▶ _What you need to do_
Reproduce each line bearing the word "close".

▶ _Raw records_
'''
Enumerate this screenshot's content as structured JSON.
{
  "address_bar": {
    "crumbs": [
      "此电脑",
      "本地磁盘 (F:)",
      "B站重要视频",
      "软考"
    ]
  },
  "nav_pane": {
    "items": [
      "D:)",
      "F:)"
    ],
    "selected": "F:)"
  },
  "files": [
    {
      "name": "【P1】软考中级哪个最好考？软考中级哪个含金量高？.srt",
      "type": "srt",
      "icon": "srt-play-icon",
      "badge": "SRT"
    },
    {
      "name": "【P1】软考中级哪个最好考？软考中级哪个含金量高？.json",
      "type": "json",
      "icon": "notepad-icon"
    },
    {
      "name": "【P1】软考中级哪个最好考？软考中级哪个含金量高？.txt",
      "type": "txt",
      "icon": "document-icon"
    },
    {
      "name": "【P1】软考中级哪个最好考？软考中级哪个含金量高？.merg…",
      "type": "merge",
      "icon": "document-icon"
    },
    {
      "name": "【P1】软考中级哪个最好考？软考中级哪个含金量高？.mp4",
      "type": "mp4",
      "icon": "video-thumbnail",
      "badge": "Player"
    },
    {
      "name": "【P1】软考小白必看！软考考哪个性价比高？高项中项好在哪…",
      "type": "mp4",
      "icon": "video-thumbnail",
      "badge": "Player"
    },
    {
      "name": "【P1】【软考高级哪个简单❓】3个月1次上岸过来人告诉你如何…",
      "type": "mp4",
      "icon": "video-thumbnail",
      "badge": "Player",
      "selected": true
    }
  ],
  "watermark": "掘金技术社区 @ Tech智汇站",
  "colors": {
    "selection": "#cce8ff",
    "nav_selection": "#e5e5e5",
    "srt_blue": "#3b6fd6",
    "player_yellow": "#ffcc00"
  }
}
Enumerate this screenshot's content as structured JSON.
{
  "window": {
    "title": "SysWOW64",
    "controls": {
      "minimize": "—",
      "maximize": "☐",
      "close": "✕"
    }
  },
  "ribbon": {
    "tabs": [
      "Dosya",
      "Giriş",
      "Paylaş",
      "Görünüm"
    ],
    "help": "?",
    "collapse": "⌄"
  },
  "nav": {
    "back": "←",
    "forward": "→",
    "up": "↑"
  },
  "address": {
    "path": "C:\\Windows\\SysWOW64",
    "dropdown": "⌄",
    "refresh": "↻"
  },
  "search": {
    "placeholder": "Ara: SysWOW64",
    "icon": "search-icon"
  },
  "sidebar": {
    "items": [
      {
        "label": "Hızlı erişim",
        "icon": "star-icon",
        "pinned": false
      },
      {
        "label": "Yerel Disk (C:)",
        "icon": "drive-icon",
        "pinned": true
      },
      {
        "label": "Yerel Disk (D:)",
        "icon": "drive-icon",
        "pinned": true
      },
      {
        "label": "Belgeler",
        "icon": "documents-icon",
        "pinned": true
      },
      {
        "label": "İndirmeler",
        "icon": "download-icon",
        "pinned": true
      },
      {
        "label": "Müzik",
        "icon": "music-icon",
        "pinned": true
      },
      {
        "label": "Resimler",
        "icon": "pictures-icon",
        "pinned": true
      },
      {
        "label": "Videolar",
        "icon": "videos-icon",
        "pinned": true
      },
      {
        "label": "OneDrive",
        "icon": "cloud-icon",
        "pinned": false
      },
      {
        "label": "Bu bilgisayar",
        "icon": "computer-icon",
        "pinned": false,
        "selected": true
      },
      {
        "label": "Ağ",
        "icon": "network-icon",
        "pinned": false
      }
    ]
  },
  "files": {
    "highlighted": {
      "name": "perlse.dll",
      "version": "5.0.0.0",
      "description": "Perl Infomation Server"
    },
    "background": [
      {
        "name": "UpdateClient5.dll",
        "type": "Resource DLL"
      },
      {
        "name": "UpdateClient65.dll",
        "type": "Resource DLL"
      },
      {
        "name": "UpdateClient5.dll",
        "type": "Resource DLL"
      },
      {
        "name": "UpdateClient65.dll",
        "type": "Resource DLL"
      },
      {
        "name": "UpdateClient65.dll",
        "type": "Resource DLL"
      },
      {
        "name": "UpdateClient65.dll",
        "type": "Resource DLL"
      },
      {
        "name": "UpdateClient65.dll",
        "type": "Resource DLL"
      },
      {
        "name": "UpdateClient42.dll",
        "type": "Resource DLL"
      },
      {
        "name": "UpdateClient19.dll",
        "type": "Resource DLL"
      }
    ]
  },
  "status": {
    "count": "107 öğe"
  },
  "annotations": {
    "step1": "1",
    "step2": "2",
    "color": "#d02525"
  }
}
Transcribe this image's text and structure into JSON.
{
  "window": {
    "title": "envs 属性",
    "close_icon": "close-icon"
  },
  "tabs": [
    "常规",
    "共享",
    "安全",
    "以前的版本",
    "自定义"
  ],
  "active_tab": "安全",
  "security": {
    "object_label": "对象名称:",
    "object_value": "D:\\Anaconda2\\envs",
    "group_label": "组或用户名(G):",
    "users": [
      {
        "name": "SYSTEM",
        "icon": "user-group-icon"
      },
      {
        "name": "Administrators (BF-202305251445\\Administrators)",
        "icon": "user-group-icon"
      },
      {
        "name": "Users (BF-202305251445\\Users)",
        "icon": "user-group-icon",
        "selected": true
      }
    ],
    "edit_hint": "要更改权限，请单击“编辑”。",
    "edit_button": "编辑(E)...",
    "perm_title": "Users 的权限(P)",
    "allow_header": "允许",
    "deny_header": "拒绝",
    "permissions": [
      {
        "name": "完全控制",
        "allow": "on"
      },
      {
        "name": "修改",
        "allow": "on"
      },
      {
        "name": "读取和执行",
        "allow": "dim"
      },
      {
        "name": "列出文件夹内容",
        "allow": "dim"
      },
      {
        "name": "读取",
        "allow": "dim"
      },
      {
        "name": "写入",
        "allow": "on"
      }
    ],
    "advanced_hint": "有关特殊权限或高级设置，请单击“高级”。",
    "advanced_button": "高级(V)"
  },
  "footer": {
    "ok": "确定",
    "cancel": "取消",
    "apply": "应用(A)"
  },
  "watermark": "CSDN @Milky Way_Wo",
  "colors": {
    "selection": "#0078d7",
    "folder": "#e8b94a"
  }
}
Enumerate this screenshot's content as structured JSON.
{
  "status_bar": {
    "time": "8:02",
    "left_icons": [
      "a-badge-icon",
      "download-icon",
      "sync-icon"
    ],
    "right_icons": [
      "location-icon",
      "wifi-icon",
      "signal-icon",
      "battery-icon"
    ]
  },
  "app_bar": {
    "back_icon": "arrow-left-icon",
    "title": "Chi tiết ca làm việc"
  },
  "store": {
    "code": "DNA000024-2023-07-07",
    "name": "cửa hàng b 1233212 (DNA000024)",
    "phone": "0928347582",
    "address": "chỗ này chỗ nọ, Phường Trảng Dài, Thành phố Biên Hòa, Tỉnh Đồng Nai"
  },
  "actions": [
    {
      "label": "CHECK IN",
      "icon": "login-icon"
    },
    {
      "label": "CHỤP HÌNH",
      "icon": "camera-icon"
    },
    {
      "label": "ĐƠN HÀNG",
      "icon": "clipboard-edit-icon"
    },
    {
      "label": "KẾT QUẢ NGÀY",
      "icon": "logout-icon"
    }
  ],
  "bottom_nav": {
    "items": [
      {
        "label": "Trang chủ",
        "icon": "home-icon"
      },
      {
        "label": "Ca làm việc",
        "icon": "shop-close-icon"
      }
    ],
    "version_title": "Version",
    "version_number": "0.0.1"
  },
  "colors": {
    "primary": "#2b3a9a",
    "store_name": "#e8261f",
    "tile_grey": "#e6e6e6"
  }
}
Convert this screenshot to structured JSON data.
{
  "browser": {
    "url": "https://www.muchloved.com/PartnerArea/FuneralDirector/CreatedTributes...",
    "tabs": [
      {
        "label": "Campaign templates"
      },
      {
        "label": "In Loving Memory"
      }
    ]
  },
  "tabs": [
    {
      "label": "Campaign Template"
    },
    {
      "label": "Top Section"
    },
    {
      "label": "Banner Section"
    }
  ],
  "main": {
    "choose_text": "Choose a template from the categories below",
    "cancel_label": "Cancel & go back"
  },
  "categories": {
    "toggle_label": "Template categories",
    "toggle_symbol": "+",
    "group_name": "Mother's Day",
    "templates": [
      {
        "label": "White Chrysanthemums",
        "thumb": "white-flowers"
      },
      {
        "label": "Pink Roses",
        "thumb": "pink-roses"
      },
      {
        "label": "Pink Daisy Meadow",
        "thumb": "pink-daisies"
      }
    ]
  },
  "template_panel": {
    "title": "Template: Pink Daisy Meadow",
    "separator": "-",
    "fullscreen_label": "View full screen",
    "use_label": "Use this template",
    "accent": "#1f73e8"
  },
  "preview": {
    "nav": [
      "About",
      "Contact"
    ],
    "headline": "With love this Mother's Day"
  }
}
'''
▶ _The response_
      "close": "✕"
    "close_icon": "close-icon"
        "icon": "shop-close-icon"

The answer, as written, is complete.